## Task prompt
Leave out the pictures and copy every record exactly.

— begin —

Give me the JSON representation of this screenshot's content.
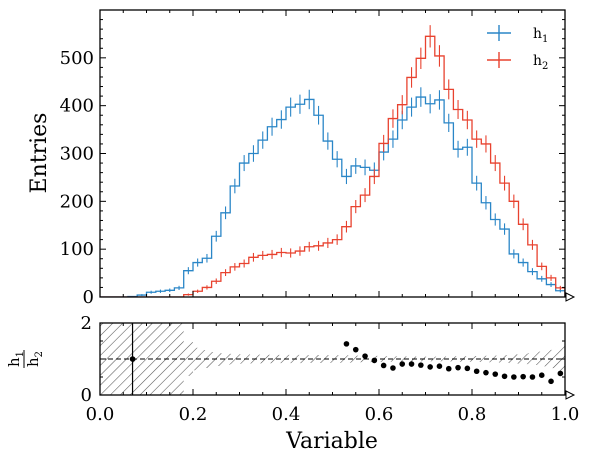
{
  "chart_data": [
    {
      "type": "histogram",
      "role": "main",
      "ylabel": "Entries",
      "xlim": [
        0.0,
        1.0
      ],
      "ylim": [
        0,
        600
      ],
      "yticks": [
        0,
        100,
        200,
        300,
        400,
        500
      ],
      "xticks": [
        0.0,
        0.2,
        0.4,
        0.6,
        0.8,
        1.0
      ],
      "bin_edges": [
        0.0,
        0.02,
        0.04,
        0.06,
        0.08,
        0.1,
        0.12,
        0.14,
        0.16,
        0.18,
        0.2,
        0.22,
        0.24,
        0.26,
        0.28,
        0.3,
        0.32,
        0.34,
        0.36,
        0.38,
        0.4,
        0.42,
        0.44,
        0.46,
        0.48,
        0.5,
        0.52,
        0.54,
        0.56,
        0.58,
        0.6,
        0.62,
        0.64,
        0.66,
        0.68,
        0.7,
        0.72,
        0.74,
        0.76,
        0.78,
        0.8,
        0.82,
        0.84,
        0.86,
        0.88,
        0.9,
        0.92,
        0.94,
        0.96,
        0.98,
        1.0
      ],
      "legend_position": "top-right",
      "series": [
        {
          "name": "h",
          "subscript": "1",
          "color": "#2a86c7",
          "counts": [
            0,
            0,
            0,
            1,
            4,
            10,
            12,
            14,
            19,
            55,
            72,
            81,
            127,
            176,
            232,
            280,
            300,
            328,
            356,
            371,
            397,
            403,
            413,
            380,
            326,
            288,
            252,
            274,
            271,
            265,
            303,
            330,
            370,
            397,
            418,
            404,
            412,
            364,
            309,
            313,
            238,
            197,
            162,
            142,
            90,
            72,
            53,
            38,
            26,
            13
          ]
        },
        {
          "name": "h",
          "subscript": "2",
          "color": "#e8422f",
          "counts": [
            0,
            0,
            0,
            0,
            0,
            0,
            0,
            0,
            0,
            5,
            12,
            20,
            33,
            51,
            63,
            70,
            83,
            87,
            89,
            93,
            92,
            96,
            105,
            107,
            113,
            120,
            147,
            189,
            213,
            252,
            321,
            373,
            402,
            459,
            499,
            545,
            504,
            434,
            392,
            370,
            330,
            320,
            280,
            238,
            200,
            152,
            109,
            64,
            40,
            19
          ]
        }
      ]
    },
    {
      "type": "scatter",
      "role": "ratio",
      "ylabel_top": "h",
      "ylabel_top_sub": "1",
      "ylabel_bottom": "h",
      "ylabel_bottom_sub": "2",
      "xlabel": "Variable",
      "xlim": [
        0.0,
        1.0
      ],
      "ylim": [
        0,
        2
      ],
      "yticks": [
        0,
        2
      ],
      "xticks": [
        0.0,
        0.2,
        0.4,
        0.6,
        0.8,
        1.0
      ],
      "tick_labels": [
        "0.0",
        "0.2",
        "0.4",
        "0.6",
        "0.8",
        "1.0"
      ],
      "y_tick_labels": [
        "0",
        "2"
      ],
      "reference_line": 1,
      "uncertainty_band": "hatched",
      "points": [
        {
          "x": 0.07,
          "y": 1.0,
          "yerr": 1.0
        },
        {
          "x": 0.53,
          "y": 1.42
        },
        {
          "x": 0.55,
          "y": 1.26
        },
        {
          "x": 0.57,
          "y": 1.08
        },
        {
          "x": 0.59,
          "y": 0.96
        },
        {
          "x": 0.61,
          "y": 0.82
        },
        {
          "x": 0.63,
          "y": 0.75
        },
        {
          "x": 0.65,
          "y": 0.86
        },
        {
          "x": 0.67,
          "y": 0.86
        },
        {
          "x": 0.69,
          "y": 0.83
        },
        {
          "x": 0.71,
          "y": 0.78
        },
        {
          "x": 0.73,
          "y": 0.8
        },
        {
          "x": 0.75,
          "y": 0.73
        },
        {
          "x": 0.77,
          "y": 0.76
        },
        {
          "x": 0.79,
          "y": 0.74
        },
        {
          "x": 0.81,
          "y": 0.66
        },
        {
          "x": 0.83,
          "y": 0.62
        },
        {
          "x": 0.85,
          "y": 0.58
        },
        {
          "x": 0.87,
          "y": 0.52
        },
        {
          "x": 0.89,
          "y": 0.5
        },
        {
          "x": 0.91,
          "y": 0.51
        },
        {
          "x": 0.93,
          "y": 0.5
        },
        {
          "x": 0.95,
          "y": 0.55
        },
        {
          "x": 0.97,
          "y": 0.38
        },
        {
          "x": 0.99,
          "y": 0.6
        }
      ]
    }
  ]
}
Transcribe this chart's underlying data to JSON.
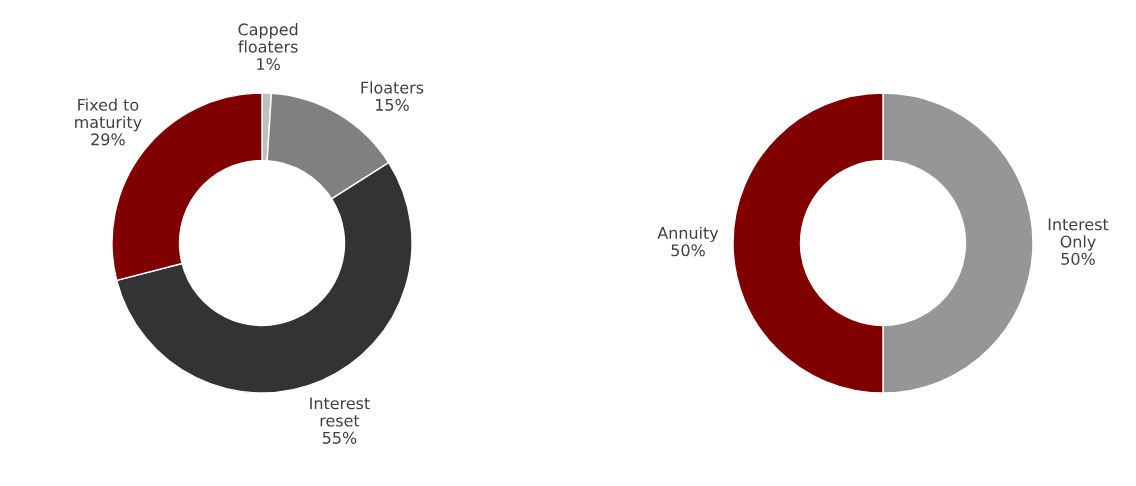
{
  "chart_data": [
    {
      "type": "donut",
      "categories": [
        "Capped floaters",
        "Floaters",
        "Interest reset",
        "Fixed to maturity"
      ],
      "values": [
        1,
        15,
        55,
        29
      ],
      "value_labels": [
        "1%",
        "15%",
        "55%",
        "29%"
      ],
      "colors": [
        "#c0c0c0",
        "#808080",
        "#333333",
        "#800000"
      ]
    },
    {
      "type": "donut",
      "categories": [
        "Interest Only",
        "Annuity"
      ],
      "values": [
        50,
        50
      ],
      "value_labels": [
        "50%",
        "50%"
      ],
      "colors": [
        "#969696",
        "#800000"
      ]
    }
  ]
}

— end —

## Result of this task
Give me the JSON representation of this screenshot's content.
{
  "chart_data": [
    {
      "type": "histogram",
      "role": "main",
      "ylabel": "Entries",
      "xlim": [
        0.0,
        1.0
      ],
      "ylim": [
        0,
        600
      ],
      "yticks": [
        0,
        100,
        200,
        300,
        400,
        500
      ],
      "xticks": [
        0.0,
        0.2,
        0.4,
        0.6,
        0.8,
        1.0
      ],
      "bin_edges": [
        0.0,
        0.02,
        0.04,
        0.06,
        0.08,
        0.1,
        0.12,
        0.14,
        0.16,
        0.18,
        0.2,
        0.22,
        0.24,
        0.26,
        0.28,
        0.3,
        0.32,
        0.34,
        0.36,
        0.38,
        0.4,
        0.42,
        0.44,
        0.46,
        0.48,
        0.5,
        0.52,
        0.54,
        0.56,
        0.58,
        0.6,
        0.62,
        0.64,
        0.66,
        0.68,
        0.7,
        0.72,
        0.74,
        0.76,
        0.78,
        0.8,
        0.82,
        0.84,
        0.86,
        0.88,
        0.9,
        0.92,
        0.94,
        0.96,
        0.98,
        1.0
      ],
      "legend_position": "top-right",
      "series": [
        {
          "name": "h",
          "subscript": "1",
          "color": "#2a86c7",
          "counts": [
            0,
            0,
            0,
            1,
            4,
            10,
            12,
            14,
            19,
            55,
            72,
            81,
            127,
            176,
            232,
            280,
            300,
            328,
            356,
            371,
            397,
            403,
            413,
            380,
            326,
            288,
            252,
            274,
            271,
            265,
            303,
            330,
            370,
            397,
            418,
            404,
            412,
            364,
            309,
            313,
            238,
            197,
            162,
            142,
            90,
            72,
            53,
            38,
            26,
            13
          ]
        },
        {
          "name": "h",
          "subscript": "2",
          "color": "#e8422f",
          "counts": [
            0,
            0,
            0,
            0,
            0,
            0,
            0,
            0,
            0,
            5,
            12,
            20,
            33,
            51,
            63,
            70,
            83,
            87,
            89,
            93,
            92,
            96,
            105,
            107,
            113,
            120,
            147,
            189,
            213,
            252,
            321,
            373,
            402,
            459,
            499,
            545,
            504,
            434,
            392,
            370,
            330,
            320,
            280,
            238,
            200,
            152,
            109,
            64,
            40,
            19
          ]
        }
      ]
    },
    {
      "type": "scatter",
      "role": "ratio",
      "ylabel_top": "h",
      "ylabel_top_sub": "1",
      "ylabel_bottom": "h",
      "ylabel_bottom_sub": "2",
      "xlabel": "Variable",
      "xlim": [
        0.0,
        1.0
      ],
      "ylim": [
        0,
        2
      ],
      "yticks": [
        0,
        2
      ],
      "xticks": [
        0.0,
        0.2,
        0.4,
        0.6,
        0.8,
        1.0
      ],
      "tick_labels": [
        "0.0",
        "0.2",
        "0.4",
        "0.6",
        "0.8",
        "1.0"
      ],
      "y_tick_labels": [
        "0",
        "2"
      ],
      "reference_line": 1,
      "uncertainty_band": "hatched",
      "points": [
        {
          "x": 0.07,
          "y": 1.0,
          "yerr": 1.0
        },
        {
          "x": 0.53,
          "y": 1.42
        },
        {
          "x": 0.55,
          "y": 1.26
        },
        {
          "x": 0.57,
          "y": 1.08
        },
        {
          "x": 0.59,
          "y": 0.96
        },
        {
          "x": 0.61,
          "y": 0.82
        },
        {
          "x": 0.63,
          "y": 0.75
        },
        {
          "x": 0.65,
          "y": 0.86
        },
        {
          "x": 0.67,
          "y": 0.86
        },
        {
          "x": 0.69,
          "y": 0.83
        },
        {
          "x": 0.71,
          "y": 0.78
        },
        {
          "x": 0.73,
          "y": 0.8
        },
        {
          "x": 0.75,
          "y": 0.73
        },
        {
          "x": 0.77,
          "y": 0.76
        },
        {
          "x": 0.79,
          "y": 0.74
        },
        {
          "x": 0.81,
          "y": 0.66
        },
        {
          "x": 0.83,
          "y": 0.62
        },
        {
          "x": 0.85,
          "y": 0.58
        },
        {
          "x": 0.87,
          "y": 0.52
        },
        {
          "x": 0.89,
          "y": 0.5
        },
        {
          "x": 0.91,
          "y": 0.51
        },
        {
          "x": 0.93,
          "y": 0.5
        },
        {
          "x": 0.95,
          "y": 0.55
        },
        {
          "x": 0.97,
          "y": 0.38
        },
        {
          "x": 0.99,
          "y": 0.6
        }
      ]
    }
  ]
}
Transcribe this chart's underlying data to JSON.
{
  "chart_data": [
    {
      "type": "donut",
      "categories": [
        "Capped floaters",
        "Floaters",
        "Interest reset",
        "Fixed to maturity"
      ],
      "values": [
        1,
        15,
        55,
        29
      ],
      "value_labels": [
        "1%",
        "15%",
        "55%",
        "29%"
      ],
      "colors": [
        "#c0c0c0",
        "#808080",
        "#333333",
        "#800000"
      ]
    },
    {
      "type": "donut",
      "categories": [
        "Interest Only",
        "Annuity"
      ],
      "values": [
        50,
        50
      ],
      "value_labels": [
        "50%",
        "50%"
      ],
      "colors": [
        "#969696",
        "#800000"
      ]
    }
  ]
}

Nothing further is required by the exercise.